--- Dataset records ---

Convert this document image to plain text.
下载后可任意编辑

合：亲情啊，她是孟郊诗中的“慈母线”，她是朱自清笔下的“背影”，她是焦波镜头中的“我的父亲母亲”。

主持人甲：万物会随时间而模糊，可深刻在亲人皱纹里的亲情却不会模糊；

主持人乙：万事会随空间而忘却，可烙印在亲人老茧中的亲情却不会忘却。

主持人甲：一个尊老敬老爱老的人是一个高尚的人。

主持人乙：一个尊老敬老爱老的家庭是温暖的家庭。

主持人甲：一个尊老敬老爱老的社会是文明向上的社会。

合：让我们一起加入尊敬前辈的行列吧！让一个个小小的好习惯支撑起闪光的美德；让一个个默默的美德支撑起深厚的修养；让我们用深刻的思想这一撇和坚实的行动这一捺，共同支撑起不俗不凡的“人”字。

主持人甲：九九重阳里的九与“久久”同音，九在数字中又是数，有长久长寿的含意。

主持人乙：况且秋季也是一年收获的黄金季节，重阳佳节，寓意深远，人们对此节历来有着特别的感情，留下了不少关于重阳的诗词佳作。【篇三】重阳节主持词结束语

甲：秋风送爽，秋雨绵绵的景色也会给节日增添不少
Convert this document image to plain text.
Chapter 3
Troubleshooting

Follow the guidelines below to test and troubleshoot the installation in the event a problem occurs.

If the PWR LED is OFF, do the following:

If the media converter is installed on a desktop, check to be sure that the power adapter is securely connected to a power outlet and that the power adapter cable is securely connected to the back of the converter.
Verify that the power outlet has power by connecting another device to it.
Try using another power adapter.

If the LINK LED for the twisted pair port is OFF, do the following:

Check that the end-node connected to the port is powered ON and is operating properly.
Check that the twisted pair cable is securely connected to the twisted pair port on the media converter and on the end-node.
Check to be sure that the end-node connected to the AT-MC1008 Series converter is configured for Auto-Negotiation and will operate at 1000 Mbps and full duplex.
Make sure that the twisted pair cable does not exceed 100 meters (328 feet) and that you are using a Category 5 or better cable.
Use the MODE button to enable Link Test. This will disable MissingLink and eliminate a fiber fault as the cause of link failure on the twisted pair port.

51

---
--- Dataset records ---

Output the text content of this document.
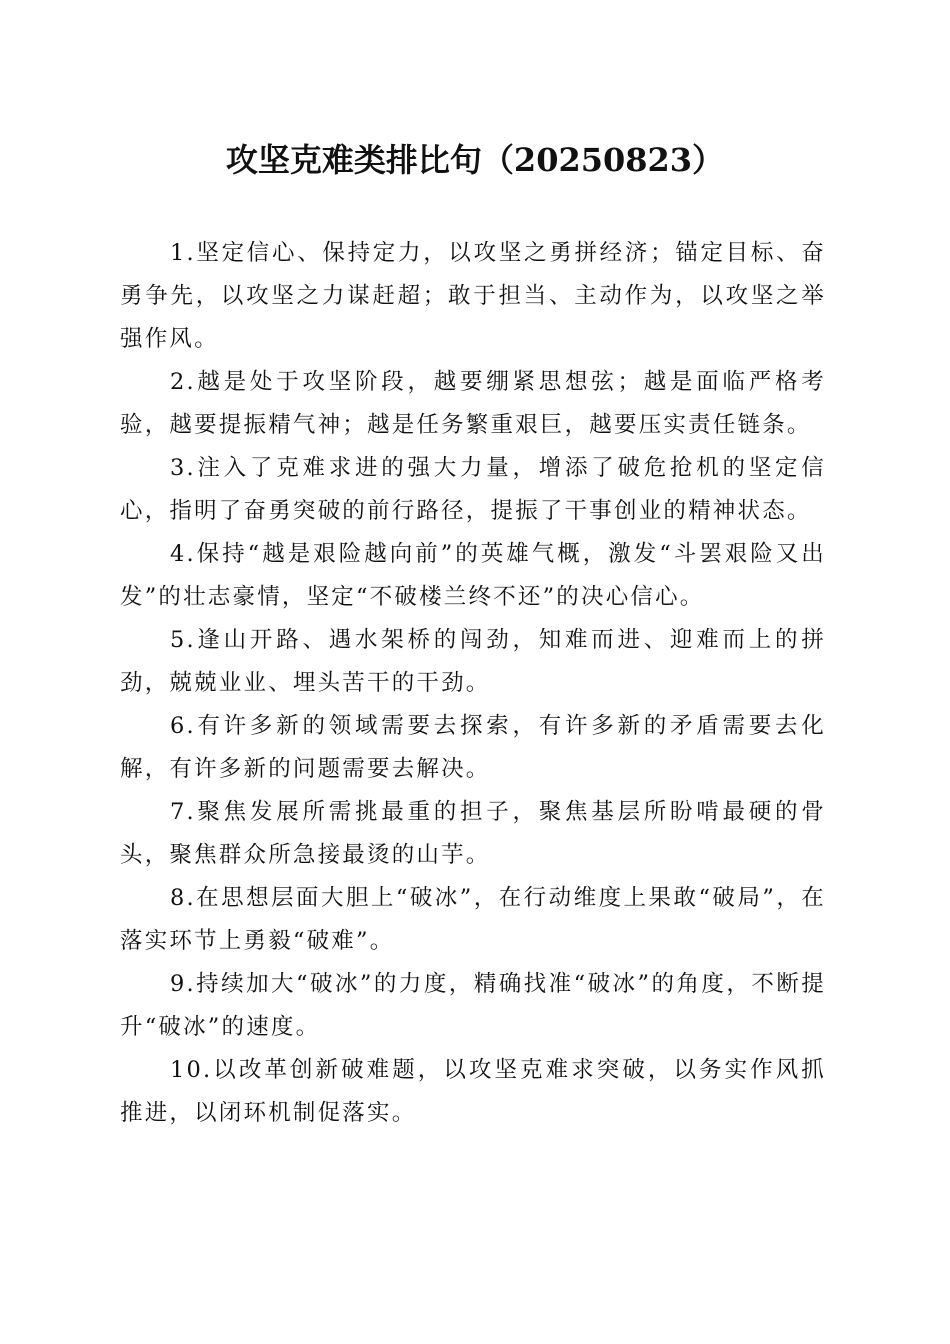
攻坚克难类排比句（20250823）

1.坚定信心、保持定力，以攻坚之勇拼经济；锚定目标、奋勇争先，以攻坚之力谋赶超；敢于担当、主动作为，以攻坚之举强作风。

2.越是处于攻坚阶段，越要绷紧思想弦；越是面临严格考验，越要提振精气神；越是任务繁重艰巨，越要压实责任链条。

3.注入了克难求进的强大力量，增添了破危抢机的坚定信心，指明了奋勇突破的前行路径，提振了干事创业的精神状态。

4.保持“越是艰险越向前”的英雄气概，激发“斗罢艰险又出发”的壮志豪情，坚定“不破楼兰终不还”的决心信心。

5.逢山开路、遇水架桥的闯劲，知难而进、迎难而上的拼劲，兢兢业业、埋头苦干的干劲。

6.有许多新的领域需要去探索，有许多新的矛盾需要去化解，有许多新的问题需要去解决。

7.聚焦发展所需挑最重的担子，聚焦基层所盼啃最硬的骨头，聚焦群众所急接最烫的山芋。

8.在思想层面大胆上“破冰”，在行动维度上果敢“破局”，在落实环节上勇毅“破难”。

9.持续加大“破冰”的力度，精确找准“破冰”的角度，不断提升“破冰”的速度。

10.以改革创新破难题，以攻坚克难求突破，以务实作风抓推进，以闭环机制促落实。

---
--- Dataset records ---

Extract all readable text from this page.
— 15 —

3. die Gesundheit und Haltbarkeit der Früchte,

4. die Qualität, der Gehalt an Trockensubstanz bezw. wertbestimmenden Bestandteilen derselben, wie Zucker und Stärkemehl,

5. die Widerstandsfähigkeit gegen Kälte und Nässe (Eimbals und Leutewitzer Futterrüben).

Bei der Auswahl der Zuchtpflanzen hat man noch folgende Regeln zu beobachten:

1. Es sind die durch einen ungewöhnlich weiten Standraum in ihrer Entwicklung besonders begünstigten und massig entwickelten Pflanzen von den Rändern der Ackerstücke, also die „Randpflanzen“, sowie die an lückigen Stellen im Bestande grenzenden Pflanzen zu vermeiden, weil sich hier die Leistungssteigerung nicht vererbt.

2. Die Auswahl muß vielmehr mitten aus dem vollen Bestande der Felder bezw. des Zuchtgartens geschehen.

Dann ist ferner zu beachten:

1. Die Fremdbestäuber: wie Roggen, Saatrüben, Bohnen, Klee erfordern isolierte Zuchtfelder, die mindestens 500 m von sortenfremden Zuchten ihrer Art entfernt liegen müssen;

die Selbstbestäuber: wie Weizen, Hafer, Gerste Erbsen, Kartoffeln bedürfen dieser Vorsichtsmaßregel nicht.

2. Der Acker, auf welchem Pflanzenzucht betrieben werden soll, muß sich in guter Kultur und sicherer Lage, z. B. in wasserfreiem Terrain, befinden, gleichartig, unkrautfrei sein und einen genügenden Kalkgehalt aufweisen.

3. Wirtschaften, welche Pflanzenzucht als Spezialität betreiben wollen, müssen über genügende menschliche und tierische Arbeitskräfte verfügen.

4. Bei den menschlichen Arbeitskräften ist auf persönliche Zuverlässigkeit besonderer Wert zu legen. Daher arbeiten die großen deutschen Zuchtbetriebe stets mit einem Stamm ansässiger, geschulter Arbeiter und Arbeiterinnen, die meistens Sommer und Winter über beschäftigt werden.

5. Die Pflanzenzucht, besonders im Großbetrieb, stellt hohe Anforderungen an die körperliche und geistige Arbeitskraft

---

▸ **Given request**
Looking at the listing above, count the lines that contain "text" and give nothing but the number.

▸ **Solution**
4